===== Entries shown

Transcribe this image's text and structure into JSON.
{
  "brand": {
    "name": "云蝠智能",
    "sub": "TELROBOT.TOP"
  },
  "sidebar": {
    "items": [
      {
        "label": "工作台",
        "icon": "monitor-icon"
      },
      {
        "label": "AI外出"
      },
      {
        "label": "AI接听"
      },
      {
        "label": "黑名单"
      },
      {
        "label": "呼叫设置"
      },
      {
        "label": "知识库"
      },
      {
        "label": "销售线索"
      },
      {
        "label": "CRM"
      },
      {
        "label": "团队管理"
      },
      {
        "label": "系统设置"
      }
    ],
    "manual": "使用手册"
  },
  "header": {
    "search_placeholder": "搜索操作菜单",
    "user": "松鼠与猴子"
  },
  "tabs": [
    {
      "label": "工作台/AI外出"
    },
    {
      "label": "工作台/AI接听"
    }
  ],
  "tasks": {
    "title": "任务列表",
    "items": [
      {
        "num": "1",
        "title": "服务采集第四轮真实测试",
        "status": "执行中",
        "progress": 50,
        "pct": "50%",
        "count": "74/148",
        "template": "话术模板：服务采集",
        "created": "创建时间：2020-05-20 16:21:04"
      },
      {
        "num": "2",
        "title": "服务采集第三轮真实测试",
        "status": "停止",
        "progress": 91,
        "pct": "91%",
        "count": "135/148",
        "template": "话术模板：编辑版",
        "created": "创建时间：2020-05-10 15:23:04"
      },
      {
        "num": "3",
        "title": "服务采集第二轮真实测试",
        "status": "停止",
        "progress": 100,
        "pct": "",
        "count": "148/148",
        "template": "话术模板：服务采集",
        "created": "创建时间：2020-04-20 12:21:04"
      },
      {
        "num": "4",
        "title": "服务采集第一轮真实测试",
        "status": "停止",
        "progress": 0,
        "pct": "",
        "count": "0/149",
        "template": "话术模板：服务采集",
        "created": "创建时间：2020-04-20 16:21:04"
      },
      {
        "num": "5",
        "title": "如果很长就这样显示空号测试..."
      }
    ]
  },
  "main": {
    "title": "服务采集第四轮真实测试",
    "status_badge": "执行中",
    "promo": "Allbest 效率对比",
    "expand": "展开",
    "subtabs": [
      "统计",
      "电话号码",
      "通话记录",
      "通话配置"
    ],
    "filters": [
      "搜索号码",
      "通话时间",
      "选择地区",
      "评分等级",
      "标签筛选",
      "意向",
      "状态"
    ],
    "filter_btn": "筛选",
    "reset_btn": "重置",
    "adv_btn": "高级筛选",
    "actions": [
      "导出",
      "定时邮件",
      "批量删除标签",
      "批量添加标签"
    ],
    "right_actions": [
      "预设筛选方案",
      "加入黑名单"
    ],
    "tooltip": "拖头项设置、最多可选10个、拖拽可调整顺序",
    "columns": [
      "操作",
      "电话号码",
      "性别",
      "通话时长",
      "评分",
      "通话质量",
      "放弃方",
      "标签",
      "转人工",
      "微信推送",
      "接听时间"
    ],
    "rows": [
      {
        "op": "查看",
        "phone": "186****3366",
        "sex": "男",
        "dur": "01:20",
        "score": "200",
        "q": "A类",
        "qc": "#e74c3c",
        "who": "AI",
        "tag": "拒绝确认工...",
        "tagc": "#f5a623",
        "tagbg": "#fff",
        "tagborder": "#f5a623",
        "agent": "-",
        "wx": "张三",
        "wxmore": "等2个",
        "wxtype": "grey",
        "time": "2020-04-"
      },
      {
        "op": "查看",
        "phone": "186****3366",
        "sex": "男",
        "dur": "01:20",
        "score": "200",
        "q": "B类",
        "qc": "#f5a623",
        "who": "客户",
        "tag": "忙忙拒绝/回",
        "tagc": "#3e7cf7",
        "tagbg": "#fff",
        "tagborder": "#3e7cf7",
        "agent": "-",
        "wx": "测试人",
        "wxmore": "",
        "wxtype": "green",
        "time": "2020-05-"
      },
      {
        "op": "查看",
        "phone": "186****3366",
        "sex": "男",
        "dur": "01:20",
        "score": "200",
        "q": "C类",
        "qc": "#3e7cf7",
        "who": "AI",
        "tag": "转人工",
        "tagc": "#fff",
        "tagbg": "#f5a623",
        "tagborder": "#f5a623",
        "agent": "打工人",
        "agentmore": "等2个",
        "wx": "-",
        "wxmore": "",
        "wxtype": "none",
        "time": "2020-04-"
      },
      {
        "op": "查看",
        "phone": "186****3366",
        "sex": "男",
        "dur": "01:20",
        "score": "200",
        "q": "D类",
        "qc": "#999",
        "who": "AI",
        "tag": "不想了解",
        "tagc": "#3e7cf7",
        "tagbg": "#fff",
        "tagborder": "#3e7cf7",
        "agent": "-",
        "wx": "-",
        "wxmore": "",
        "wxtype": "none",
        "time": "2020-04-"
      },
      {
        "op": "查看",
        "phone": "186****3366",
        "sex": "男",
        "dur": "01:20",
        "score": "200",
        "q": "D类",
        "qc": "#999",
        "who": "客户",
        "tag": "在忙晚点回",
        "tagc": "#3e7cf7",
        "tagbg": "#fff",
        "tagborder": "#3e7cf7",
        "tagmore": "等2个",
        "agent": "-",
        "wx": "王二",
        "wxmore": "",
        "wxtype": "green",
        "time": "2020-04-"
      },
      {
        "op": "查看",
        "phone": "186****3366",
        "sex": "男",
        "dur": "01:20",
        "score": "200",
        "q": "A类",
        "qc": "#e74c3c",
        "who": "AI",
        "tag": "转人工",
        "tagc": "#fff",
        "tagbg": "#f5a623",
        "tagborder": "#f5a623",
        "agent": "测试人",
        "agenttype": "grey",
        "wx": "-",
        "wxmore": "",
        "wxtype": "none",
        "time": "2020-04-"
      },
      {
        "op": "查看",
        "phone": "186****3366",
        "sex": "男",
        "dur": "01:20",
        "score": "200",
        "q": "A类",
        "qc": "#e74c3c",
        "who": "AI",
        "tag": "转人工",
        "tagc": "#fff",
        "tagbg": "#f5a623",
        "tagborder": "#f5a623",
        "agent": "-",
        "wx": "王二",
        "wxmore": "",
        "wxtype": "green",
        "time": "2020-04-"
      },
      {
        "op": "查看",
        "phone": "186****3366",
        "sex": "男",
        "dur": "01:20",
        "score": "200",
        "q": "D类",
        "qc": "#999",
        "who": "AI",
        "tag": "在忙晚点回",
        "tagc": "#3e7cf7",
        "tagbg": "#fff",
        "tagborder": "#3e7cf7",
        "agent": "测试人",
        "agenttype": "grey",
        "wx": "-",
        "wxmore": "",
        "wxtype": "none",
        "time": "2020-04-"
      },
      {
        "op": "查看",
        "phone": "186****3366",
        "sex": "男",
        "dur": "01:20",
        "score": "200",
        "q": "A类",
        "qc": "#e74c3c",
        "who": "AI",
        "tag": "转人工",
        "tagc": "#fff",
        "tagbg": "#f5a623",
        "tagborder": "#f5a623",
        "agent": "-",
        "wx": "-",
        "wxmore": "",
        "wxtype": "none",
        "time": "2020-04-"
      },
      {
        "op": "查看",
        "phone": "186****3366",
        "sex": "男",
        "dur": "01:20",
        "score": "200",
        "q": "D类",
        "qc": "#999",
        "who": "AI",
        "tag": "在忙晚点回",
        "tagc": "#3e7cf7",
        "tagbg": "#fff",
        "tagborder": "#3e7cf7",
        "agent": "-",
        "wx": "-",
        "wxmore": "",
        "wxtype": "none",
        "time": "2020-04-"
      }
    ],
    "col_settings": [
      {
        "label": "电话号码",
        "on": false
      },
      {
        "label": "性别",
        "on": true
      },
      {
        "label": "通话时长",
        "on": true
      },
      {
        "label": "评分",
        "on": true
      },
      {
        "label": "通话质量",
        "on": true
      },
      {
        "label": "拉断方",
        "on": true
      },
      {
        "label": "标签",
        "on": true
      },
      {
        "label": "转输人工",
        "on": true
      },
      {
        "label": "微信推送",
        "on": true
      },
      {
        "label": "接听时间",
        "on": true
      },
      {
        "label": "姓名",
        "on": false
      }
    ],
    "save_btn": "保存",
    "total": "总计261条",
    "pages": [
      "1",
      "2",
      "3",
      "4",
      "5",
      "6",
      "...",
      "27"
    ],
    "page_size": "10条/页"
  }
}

==========
===== Entries shown

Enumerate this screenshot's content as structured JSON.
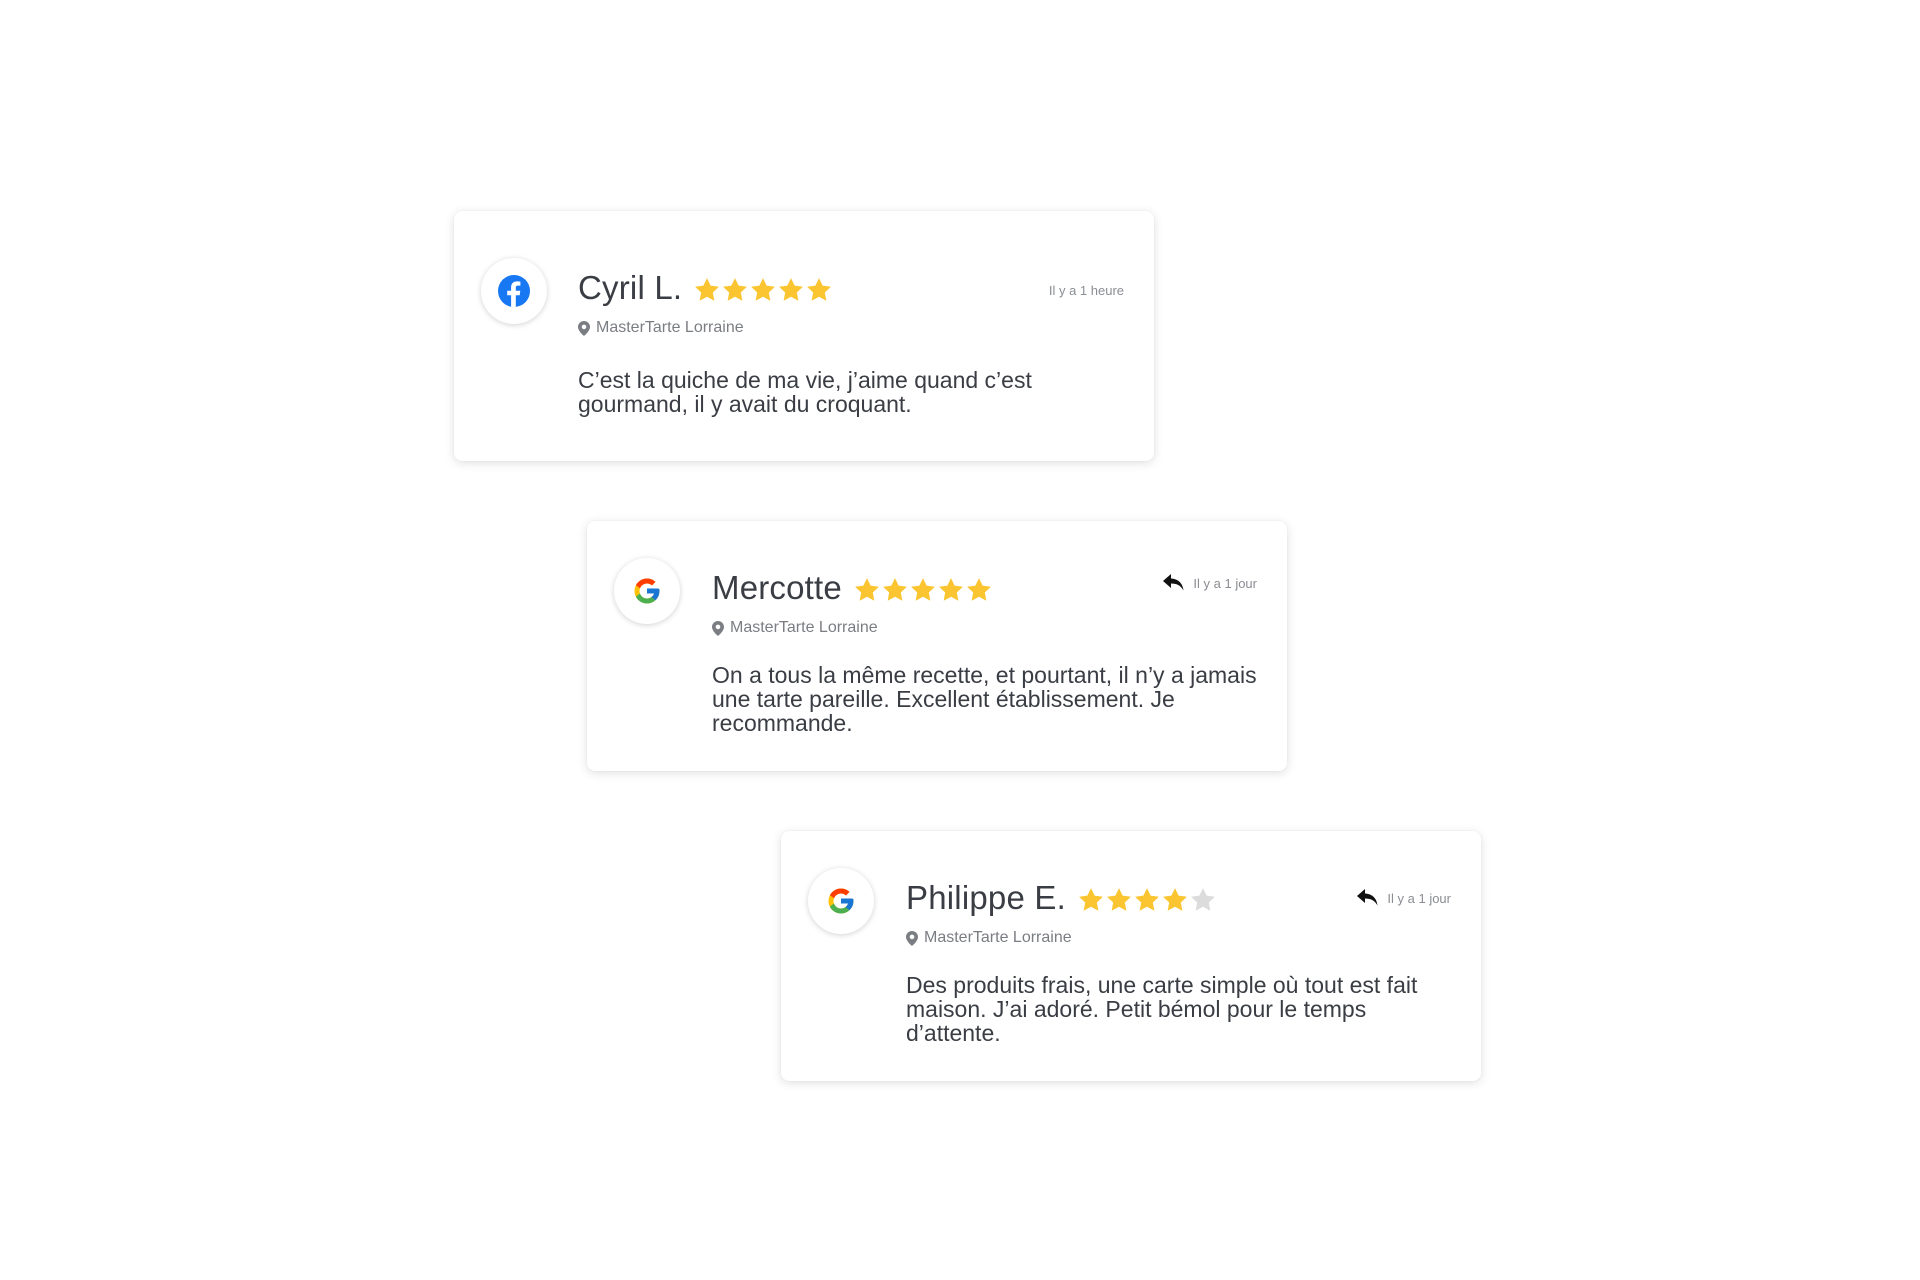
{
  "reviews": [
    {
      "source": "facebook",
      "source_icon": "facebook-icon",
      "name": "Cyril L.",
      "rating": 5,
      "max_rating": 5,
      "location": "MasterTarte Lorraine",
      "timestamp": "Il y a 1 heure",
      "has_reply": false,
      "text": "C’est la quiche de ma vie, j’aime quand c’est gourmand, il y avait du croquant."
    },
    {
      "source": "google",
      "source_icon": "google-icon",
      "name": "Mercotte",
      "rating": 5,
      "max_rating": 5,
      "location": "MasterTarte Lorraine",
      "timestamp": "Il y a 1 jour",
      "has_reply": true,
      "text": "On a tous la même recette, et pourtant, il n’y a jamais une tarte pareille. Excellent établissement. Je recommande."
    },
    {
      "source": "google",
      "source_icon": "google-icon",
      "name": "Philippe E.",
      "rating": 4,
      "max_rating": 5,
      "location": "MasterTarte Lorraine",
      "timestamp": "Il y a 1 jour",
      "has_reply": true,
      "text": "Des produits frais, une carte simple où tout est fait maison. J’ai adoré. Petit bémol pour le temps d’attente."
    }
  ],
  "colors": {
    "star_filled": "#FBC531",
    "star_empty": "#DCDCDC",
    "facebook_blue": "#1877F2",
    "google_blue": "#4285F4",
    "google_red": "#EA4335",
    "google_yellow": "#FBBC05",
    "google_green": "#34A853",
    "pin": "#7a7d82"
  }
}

==========

All lines in the data that contain the word "name" should be copied.

    "name": "云蝠智能",
      "name": "Cyril L.",
      "name": "Mercotte",
      "name": "Philippe E.",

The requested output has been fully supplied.